* START *

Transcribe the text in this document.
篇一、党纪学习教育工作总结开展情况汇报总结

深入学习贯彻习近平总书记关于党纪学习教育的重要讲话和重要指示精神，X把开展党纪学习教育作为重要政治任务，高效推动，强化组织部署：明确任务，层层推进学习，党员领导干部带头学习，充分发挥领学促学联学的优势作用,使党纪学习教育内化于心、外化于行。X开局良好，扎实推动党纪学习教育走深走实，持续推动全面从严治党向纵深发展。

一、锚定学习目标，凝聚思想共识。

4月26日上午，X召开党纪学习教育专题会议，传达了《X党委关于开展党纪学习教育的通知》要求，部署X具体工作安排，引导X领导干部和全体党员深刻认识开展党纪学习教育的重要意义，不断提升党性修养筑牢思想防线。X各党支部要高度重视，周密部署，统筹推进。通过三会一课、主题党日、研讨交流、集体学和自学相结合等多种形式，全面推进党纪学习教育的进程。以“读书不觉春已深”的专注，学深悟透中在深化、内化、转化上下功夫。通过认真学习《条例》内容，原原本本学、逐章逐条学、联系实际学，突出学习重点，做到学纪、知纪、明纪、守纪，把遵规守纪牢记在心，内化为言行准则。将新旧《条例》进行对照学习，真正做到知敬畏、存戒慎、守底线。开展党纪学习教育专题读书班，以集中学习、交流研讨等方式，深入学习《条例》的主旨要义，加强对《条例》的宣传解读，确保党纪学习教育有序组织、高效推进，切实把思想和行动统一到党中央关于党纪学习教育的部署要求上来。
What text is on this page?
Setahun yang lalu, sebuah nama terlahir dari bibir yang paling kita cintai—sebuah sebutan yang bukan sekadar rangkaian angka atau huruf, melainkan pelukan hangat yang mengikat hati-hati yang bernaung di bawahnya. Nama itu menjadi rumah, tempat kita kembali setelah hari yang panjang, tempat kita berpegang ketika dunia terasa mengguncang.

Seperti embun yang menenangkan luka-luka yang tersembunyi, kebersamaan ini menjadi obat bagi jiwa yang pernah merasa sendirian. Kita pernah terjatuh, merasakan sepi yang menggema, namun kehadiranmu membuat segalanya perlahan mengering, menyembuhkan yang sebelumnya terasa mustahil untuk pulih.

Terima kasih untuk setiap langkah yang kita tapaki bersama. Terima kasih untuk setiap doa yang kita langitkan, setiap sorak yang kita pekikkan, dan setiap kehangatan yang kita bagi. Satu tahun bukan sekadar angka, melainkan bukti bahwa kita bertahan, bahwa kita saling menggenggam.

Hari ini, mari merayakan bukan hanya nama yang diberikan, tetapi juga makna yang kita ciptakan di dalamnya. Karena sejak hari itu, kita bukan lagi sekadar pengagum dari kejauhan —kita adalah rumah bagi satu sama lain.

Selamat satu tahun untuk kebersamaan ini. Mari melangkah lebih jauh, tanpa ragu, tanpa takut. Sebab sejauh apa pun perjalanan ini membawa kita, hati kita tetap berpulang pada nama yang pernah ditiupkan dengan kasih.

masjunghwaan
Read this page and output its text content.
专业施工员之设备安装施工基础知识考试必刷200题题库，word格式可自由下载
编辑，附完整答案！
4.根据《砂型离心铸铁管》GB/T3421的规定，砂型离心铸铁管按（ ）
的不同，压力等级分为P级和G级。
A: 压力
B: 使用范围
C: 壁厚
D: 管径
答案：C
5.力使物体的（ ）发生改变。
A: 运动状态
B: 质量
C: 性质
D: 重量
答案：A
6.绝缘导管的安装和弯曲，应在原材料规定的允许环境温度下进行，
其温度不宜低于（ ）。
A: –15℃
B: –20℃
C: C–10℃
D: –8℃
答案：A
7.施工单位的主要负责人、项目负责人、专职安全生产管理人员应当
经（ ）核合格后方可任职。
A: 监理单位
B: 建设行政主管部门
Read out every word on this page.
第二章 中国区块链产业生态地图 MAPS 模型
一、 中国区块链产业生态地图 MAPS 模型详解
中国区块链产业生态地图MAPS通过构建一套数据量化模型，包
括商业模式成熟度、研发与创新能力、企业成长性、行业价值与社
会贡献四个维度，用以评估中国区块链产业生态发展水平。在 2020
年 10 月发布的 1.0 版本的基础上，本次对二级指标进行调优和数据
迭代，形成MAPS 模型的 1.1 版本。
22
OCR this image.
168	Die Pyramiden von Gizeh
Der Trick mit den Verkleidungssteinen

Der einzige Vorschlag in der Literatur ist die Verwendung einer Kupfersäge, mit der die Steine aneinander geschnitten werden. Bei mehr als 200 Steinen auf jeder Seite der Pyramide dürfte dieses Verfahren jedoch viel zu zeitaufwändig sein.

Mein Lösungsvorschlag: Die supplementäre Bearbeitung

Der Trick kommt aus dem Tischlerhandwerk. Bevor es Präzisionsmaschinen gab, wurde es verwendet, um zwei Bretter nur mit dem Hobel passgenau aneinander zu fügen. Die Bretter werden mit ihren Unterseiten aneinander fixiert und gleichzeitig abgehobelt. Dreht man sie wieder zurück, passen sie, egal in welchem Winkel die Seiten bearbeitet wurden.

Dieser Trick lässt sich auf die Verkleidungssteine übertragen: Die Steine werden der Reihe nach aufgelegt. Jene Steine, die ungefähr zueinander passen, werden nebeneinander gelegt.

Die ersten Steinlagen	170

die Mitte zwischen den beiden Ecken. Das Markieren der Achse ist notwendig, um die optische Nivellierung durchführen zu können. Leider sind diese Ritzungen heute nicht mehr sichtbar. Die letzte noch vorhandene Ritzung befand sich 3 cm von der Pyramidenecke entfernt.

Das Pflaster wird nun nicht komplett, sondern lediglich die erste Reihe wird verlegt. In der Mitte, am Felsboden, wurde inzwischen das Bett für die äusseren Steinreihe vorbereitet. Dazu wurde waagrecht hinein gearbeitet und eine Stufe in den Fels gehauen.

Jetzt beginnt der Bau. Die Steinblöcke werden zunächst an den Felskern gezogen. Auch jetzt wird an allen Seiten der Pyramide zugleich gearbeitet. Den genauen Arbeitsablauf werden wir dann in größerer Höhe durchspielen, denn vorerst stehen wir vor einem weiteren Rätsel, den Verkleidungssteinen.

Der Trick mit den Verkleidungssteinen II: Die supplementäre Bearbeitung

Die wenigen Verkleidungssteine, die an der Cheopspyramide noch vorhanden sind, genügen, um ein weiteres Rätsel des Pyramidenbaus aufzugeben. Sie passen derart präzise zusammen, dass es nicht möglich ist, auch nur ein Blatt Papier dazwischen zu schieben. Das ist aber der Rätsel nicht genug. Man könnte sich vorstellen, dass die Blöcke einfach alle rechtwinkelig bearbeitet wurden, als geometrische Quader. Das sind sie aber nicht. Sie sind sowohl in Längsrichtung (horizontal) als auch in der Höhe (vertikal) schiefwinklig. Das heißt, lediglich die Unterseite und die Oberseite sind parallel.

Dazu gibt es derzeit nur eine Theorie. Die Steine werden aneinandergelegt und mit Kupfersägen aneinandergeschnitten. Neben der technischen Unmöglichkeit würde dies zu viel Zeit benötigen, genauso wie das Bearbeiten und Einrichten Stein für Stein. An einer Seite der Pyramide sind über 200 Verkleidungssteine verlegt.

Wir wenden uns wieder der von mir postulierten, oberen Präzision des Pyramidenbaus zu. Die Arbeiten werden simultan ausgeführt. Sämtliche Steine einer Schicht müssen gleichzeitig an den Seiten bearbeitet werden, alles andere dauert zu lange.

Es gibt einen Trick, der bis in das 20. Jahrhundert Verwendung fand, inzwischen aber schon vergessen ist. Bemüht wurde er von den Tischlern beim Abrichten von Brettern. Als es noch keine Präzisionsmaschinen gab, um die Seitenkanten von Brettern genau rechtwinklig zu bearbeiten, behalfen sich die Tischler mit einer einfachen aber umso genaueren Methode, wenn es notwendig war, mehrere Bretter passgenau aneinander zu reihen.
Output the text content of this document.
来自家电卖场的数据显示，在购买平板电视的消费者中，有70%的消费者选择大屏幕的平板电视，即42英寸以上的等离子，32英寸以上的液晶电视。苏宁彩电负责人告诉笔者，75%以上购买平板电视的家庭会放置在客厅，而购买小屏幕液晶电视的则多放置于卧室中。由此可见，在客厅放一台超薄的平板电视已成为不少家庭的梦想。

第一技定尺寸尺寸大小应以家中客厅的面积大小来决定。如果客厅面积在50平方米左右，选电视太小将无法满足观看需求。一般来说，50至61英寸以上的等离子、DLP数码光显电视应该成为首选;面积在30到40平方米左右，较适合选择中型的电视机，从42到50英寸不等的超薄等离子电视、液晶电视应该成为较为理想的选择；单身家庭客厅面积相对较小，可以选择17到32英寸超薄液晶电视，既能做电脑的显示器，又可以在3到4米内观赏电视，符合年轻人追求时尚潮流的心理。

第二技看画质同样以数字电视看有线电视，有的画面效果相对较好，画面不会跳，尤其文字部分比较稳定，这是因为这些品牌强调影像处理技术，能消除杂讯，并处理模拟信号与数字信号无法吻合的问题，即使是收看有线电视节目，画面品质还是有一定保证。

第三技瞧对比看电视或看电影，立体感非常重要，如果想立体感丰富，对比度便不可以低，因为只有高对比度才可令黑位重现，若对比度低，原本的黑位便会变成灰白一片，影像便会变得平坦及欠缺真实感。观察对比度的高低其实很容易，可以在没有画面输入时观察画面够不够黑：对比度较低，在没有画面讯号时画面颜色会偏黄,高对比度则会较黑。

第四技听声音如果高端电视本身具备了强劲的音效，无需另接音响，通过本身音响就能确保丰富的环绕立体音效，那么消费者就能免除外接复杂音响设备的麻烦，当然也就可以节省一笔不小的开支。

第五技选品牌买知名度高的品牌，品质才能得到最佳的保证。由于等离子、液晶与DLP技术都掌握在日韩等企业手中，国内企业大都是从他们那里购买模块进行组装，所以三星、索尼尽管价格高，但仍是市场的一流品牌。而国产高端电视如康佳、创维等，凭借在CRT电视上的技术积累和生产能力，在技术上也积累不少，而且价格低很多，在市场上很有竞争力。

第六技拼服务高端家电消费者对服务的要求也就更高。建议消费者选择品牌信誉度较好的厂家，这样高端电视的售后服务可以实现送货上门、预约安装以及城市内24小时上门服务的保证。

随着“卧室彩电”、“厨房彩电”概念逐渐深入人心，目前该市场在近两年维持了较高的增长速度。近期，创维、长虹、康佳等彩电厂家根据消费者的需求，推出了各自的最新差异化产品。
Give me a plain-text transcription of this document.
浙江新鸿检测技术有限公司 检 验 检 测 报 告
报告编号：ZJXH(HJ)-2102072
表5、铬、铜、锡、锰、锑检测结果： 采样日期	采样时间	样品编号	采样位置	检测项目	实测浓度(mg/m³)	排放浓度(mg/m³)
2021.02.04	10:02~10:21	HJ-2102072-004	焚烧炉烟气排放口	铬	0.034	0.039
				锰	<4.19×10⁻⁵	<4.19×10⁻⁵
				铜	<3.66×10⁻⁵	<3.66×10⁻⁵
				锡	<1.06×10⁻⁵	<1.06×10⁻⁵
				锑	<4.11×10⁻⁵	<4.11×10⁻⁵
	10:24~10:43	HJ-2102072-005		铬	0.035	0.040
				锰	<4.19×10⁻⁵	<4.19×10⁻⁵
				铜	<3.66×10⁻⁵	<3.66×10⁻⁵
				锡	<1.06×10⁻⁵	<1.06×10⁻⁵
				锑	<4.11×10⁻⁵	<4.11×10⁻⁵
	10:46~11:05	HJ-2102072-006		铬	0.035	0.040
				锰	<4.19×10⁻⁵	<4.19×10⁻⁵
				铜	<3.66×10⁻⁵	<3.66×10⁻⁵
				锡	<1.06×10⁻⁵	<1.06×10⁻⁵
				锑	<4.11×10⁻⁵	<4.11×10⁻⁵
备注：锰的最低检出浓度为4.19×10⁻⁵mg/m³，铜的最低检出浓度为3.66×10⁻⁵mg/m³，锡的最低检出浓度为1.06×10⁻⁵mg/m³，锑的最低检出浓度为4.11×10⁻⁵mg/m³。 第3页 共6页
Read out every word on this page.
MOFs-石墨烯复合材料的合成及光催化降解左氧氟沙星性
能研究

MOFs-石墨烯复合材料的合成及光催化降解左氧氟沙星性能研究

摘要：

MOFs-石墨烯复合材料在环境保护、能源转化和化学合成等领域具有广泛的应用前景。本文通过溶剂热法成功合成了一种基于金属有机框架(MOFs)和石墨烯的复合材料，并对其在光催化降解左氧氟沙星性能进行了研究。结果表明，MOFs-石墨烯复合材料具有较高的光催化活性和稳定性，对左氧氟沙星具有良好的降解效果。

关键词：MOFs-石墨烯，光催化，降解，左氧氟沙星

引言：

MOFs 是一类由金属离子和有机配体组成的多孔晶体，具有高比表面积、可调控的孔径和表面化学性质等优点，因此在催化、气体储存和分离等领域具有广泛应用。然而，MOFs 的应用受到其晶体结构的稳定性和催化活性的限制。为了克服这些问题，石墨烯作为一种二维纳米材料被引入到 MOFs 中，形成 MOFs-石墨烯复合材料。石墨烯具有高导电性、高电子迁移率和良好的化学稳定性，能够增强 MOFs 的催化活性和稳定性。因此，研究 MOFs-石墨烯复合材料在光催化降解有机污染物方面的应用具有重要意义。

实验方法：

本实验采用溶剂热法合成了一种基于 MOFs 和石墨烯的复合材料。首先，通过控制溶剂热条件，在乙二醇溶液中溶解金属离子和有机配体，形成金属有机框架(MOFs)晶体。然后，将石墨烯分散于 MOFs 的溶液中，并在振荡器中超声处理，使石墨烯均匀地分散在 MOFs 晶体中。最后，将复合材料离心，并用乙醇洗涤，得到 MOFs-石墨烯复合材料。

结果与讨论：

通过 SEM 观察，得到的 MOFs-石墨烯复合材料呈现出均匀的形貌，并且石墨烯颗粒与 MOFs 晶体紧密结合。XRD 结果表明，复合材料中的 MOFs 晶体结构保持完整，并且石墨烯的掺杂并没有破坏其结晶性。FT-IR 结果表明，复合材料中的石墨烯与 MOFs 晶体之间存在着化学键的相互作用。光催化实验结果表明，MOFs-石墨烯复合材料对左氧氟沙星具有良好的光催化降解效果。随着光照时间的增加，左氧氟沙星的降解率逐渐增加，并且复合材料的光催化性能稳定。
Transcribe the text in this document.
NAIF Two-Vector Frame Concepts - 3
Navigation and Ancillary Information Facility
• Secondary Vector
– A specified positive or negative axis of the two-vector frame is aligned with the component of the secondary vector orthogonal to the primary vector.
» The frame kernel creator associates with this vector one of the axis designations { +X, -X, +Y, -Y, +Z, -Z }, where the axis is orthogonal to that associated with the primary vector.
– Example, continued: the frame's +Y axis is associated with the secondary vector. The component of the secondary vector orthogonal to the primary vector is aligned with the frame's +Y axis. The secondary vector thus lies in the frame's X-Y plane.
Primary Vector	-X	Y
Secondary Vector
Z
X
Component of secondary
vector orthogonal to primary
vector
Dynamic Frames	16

* END *

TASK BRIEF: Please list every line of the records that contains "supplementäre".

SOLUTION TO THIS EXERCISE:
Mein Lösungsvorschlag: Die supplementäre Bearbeitung
Der Trick mit den Verkleidungssteinen II: Die supplementäre Bearbeitung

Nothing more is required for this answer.